# Problem requirements:
Copy each line in which the string "قرارها" occurs.

------------------------------------------------------------------------

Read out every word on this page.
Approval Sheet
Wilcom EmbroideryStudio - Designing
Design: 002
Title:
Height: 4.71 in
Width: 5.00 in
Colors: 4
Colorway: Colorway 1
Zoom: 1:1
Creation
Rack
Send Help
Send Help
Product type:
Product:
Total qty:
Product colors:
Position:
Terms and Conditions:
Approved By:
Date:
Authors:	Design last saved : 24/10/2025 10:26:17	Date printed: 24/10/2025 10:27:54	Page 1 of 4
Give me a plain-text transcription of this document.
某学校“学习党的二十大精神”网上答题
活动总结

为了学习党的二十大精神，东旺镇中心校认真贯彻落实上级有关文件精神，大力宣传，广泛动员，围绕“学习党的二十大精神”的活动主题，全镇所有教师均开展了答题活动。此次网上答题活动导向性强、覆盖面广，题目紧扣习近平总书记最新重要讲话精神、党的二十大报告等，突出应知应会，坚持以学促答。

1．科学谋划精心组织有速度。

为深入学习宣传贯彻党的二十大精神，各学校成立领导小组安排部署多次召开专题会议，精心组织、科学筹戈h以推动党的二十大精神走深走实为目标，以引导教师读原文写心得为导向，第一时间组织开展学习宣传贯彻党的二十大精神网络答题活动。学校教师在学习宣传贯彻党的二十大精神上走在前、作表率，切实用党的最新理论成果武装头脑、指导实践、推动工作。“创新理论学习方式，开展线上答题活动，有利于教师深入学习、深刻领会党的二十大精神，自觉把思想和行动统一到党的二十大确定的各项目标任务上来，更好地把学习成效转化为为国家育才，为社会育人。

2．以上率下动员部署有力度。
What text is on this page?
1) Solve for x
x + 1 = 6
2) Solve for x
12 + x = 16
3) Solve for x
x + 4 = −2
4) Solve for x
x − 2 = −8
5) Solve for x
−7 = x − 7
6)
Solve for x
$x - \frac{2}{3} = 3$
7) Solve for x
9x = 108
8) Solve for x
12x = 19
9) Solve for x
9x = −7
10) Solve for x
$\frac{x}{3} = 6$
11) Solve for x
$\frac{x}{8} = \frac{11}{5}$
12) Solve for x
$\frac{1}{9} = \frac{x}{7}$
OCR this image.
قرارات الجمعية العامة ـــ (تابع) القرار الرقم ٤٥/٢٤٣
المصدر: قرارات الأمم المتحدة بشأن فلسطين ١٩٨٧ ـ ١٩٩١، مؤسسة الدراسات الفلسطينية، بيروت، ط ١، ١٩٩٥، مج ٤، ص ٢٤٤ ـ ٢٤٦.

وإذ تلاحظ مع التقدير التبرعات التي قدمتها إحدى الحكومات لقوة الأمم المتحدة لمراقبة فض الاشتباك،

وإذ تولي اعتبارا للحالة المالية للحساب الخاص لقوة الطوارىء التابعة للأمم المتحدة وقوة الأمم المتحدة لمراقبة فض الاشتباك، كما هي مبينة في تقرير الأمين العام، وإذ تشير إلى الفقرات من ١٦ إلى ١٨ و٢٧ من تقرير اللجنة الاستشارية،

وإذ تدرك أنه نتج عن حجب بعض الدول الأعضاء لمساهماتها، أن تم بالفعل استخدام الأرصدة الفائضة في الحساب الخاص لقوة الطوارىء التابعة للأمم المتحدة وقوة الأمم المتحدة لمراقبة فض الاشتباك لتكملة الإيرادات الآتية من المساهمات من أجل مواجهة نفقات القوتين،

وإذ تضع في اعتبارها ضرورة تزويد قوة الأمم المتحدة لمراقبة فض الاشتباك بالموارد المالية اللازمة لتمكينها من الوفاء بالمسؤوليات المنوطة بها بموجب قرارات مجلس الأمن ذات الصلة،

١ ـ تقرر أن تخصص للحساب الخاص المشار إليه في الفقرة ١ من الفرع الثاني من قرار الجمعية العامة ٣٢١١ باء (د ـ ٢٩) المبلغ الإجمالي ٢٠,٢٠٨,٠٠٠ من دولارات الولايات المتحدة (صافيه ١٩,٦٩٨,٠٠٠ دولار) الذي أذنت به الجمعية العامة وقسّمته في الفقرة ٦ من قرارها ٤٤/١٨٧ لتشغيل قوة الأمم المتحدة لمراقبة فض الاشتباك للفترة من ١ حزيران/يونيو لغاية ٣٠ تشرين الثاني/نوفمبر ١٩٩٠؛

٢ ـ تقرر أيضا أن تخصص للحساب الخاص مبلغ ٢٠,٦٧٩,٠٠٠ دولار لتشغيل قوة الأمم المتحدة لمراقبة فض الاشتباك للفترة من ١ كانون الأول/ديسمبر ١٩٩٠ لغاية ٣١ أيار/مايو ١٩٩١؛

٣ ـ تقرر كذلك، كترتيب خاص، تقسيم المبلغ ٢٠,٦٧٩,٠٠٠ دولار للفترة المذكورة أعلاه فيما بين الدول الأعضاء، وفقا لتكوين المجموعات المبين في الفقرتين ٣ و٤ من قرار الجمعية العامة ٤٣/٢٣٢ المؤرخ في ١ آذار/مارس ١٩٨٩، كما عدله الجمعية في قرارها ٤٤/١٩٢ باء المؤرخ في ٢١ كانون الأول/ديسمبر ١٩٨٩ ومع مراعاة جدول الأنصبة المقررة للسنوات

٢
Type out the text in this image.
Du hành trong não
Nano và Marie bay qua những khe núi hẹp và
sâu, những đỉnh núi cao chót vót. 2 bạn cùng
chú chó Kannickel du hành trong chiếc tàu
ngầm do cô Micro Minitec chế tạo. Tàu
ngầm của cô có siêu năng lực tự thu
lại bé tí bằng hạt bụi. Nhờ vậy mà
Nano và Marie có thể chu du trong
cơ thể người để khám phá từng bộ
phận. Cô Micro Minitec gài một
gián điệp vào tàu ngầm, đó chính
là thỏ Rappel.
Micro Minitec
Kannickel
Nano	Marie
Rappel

------------------------------------------------------------------------

# Exercise answer:
١ ـ تقرر أن تخصص للحساب الخاص المشار إليه في الفقرة ١ من الفرع الثاني من قرار الجمعية العامة ٣٢١١ باء (د ـ ٢٩) المبلغ الإجمالي ٢٠,٢٠٨,٠٠٠ من دولارات الولايات المتحدة (صافيه ١٩,٦٩٨,٠٠٠ دولار) الذي أذنت به الجمعية العامة وقسّمته في الفقرة ٦ من قرارها ٤٤/١٨٧ لتشغيل قوة الأمم المتحدة لمراقبة فض الاشتباك للفترة من ١ حزيران/يونيو لغاية ٣٠ تشرين الثاني/نوفمبر ١٩٩٠؛
٣ ـ تقرر كذلك، كترتيب خاص، تقسيم المبلغ ٢٠,٦٧٩,٠٠٠ دولار للفترة المذكورة أعلاه فيما بين الدول الأعضاء، وفقا لتكوين المجموعات المبين في الفقرتين ٣ و٤ من قرار الجمعية العامة ٤٣/٢٣٢ المؤرخ في ١ آذار/مارس ١٩٨٩، كما عدله الجمعية في قرارها ٤٤/١٩٢ باء المؤرخ في ٢١ كانون الأول/ديسمبر ١٩٨٩ ومع مراعاة جدول الأنصبة المقررة للسنوات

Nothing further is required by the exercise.